**Task goal**
Find each line with the string "flower" and copy it.
BEGIN
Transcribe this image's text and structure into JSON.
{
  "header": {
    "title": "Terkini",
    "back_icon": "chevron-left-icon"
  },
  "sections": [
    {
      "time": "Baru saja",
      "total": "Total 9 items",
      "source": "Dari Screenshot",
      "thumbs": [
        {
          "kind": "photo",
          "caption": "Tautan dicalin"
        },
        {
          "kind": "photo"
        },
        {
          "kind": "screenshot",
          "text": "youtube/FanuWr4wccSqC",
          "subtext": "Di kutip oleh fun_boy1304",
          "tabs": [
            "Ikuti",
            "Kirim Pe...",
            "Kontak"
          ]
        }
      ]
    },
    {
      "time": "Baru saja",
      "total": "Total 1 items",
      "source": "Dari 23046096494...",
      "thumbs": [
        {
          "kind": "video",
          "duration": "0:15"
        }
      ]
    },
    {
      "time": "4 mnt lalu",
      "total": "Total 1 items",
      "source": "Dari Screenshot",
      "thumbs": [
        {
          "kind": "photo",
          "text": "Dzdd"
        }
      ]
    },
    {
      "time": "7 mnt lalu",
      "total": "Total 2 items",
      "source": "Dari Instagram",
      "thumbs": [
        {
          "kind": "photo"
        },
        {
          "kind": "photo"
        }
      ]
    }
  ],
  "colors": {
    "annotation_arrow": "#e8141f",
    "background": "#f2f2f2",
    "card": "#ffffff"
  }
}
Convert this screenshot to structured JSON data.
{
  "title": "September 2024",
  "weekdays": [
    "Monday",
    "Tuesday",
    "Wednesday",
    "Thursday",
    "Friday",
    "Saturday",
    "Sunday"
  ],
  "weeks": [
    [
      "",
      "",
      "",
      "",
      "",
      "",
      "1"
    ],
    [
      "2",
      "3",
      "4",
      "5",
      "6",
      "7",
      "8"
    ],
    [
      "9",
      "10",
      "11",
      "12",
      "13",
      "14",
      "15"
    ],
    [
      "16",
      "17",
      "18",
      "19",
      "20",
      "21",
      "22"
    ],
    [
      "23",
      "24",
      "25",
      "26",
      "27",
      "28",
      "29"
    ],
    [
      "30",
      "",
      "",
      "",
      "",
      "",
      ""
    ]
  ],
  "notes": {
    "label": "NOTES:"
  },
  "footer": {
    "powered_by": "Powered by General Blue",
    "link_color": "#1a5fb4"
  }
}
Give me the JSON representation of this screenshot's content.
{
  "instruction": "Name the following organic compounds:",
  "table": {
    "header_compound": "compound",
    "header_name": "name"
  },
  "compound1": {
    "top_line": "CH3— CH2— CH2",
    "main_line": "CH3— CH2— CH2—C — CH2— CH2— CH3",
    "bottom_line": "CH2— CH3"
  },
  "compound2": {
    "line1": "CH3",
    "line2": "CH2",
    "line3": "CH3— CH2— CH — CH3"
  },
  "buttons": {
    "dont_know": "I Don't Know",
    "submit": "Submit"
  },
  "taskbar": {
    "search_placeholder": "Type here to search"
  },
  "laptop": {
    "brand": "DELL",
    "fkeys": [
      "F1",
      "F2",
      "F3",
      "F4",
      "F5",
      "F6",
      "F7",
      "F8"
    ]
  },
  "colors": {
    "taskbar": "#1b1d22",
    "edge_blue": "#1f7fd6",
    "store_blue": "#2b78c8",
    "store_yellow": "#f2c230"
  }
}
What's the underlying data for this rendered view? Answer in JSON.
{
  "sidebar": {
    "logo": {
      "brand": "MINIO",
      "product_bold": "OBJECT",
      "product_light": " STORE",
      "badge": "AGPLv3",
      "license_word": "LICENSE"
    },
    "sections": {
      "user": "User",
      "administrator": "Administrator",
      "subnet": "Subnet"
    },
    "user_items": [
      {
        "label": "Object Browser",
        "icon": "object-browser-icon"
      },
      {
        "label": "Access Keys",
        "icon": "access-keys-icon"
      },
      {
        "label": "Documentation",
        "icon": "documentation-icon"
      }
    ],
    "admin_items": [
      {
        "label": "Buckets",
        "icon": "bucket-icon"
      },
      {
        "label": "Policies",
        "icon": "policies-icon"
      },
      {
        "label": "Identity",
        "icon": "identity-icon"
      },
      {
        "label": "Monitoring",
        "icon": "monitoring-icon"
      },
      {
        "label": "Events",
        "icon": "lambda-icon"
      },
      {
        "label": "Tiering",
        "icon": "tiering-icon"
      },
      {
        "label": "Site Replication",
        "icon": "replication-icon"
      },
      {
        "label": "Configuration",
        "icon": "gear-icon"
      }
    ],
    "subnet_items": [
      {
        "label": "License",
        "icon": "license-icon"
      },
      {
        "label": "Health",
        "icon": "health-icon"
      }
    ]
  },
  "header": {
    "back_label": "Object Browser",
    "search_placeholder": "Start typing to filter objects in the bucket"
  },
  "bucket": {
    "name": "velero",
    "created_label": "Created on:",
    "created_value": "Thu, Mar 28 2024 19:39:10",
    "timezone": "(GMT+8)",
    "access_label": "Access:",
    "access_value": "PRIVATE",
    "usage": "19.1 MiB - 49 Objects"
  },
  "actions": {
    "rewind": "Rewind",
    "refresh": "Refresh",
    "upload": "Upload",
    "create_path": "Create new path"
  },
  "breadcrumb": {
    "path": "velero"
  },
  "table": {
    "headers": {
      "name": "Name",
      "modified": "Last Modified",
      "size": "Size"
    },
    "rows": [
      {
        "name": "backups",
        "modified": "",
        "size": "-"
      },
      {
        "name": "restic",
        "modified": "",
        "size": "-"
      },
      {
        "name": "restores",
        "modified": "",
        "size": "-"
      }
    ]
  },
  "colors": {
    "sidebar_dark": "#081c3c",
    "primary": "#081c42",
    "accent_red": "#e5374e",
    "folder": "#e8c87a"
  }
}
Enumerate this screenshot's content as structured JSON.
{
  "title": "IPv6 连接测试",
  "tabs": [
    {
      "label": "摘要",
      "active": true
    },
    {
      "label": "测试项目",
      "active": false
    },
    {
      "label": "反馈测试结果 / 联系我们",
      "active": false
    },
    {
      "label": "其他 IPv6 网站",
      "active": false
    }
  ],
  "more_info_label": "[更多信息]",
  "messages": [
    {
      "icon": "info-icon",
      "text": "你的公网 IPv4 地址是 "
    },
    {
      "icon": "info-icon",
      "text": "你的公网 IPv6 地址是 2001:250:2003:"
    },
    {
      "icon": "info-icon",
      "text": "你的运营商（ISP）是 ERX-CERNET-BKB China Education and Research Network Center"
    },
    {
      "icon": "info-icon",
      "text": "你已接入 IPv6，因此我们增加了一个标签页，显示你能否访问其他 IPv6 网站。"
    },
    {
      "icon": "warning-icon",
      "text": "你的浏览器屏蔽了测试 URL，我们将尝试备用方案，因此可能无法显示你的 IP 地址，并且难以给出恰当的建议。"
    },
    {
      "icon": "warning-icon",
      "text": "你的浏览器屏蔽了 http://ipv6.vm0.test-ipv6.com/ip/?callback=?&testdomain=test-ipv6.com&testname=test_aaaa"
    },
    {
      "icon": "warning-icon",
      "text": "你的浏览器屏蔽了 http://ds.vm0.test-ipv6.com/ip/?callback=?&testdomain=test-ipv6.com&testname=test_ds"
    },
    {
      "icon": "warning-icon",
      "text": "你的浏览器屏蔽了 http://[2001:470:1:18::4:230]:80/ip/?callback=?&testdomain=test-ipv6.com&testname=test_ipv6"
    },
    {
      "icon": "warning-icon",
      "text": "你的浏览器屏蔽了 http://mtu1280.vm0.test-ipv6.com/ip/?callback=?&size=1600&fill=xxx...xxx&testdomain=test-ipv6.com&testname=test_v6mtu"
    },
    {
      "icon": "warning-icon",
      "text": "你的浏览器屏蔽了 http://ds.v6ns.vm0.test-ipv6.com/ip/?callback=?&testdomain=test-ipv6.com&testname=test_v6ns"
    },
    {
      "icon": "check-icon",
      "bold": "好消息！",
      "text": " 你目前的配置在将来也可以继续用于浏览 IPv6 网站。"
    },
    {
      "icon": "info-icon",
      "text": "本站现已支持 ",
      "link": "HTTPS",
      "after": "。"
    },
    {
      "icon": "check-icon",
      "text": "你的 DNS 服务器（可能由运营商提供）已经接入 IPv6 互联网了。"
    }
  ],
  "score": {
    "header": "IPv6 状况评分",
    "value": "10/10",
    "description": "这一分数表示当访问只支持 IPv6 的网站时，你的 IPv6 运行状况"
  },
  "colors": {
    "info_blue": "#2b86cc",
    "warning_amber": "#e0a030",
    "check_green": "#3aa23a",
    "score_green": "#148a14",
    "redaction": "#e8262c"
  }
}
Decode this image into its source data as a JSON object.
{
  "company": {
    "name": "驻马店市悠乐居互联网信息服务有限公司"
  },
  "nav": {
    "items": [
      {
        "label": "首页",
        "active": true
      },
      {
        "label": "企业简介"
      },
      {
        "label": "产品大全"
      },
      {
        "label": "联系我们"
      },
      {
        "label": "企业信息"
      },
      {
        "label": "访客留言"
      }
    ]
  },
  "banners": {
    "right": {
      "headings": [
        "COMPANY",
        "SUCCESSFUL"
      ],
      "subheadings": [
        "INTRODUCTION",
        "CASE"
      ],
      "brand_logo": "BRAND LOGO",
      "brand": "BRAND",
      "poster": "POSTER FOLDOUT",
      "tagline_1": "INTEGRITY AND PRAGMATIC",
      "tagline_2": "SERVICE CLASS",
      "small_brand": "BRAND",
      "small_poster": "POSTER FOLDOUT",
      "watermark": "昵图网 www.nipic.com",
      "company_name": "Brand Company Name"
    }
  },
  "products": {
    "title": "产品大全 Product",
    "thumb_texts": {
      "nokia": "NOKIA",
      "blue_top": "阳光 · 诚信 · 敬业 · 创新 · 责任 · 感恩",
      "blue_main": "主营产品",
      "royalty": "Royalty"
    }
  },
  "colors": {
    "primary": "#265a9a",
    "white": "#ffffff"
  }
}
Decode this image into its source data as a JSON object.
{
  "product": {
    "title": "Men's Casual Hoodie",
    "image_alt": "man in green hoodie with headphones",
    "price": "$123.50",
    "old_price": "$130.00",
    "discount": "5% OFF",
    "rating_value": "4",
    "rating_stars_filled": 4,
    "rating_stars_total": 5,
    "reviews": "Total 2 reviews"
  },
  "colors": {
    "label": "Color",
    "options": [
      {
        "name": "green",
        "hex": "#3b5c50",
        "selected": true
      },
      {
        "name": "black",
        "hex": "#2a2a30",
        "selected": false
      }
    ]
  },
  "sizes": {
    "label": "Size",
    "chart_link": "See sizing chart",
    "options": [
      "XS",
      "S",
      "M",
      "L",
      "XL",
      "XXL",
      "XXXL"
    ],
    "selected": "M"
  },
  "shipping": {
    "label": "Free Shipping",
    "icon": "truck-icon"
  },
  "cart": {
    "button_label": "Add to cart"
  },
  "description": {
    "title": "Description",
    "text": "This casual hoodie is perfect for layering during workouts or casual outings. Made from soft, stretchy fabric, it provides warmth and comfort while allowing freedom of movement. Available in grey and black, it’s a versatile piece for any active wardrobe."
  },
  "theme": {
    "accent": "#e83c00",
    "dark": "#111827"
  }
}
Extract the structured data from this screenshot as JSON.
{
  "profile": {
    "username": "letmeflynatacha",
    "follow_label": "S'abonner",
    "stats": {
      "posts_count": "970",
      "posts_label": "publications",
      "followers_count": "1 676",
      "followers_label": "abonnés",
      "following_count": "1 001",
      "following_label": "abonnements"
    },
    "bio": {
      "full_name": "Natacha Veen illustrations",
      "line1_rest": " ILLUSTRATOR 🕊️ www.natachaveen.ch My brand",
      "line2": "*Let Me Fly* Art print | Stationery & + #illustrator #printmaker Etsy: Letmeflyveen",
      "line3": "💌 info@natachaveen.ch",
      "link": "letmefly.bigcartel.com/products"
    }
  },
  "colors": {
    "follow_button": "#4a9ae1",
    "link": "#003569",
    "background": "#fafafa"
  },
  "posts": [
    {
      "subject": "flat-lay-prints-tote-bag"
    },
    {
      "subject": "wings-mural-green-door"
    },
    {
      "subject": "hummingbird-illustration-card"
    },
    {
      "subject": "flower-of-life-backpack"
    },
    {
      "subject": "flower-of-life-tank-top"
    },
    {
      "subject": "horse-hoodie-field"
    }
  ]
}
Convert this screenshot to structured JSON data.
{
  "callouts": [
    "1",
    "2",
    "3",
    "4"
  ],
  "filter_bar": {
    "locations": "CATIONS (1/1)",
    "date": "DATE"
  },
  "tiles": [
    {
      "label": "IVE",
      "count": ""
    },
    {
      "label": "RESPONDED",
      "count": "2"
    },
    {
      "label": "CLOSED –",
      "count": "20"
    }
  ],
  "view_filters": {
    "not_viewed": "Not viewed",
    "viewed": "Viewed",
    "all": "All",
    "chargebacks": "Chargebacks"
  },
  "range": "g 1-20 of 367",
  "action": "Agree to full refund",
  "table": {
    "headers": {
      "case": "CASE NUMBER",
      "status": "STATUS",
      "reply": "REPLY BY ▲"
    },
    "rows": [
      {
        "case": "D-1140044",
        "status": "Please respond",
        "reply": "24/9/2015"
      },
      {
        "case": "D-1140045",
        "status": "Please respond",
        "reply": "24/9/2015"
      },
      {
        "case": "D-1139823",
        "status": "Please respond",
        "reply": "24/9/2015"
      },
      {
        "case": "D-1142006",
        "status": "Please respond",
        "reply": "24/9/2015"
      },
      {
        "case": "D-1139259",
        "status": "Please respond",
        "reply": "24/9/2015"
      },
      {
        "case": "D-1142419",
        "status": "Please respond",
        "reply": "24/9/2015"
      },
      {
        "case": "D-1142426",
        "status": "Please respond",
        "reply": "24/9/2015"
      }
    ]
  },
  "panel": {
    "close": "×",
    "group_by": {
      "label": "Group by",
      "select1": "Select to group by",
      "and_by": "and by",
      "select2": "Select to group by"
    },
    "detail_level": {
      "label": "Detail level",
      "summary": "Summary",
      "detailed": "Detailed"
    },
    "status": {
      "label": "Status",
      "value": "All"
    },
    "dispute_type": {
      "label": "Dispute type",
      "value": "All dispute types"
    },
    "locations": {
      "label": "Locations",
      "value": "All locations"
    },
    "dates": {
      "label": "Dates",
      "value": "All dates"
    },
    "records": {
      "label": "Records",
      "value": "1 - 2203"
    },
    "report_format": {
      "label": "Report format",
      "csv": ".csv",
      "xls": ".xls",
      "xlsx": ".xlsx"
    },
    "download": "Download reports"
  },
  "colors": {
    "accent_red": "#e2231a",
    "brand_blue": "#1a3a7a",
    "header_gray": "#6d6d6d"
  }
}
END
**Exercise solution**
      "subject": "flower-of-life-backpack"
      "subject": "flower-of-life-tank-top"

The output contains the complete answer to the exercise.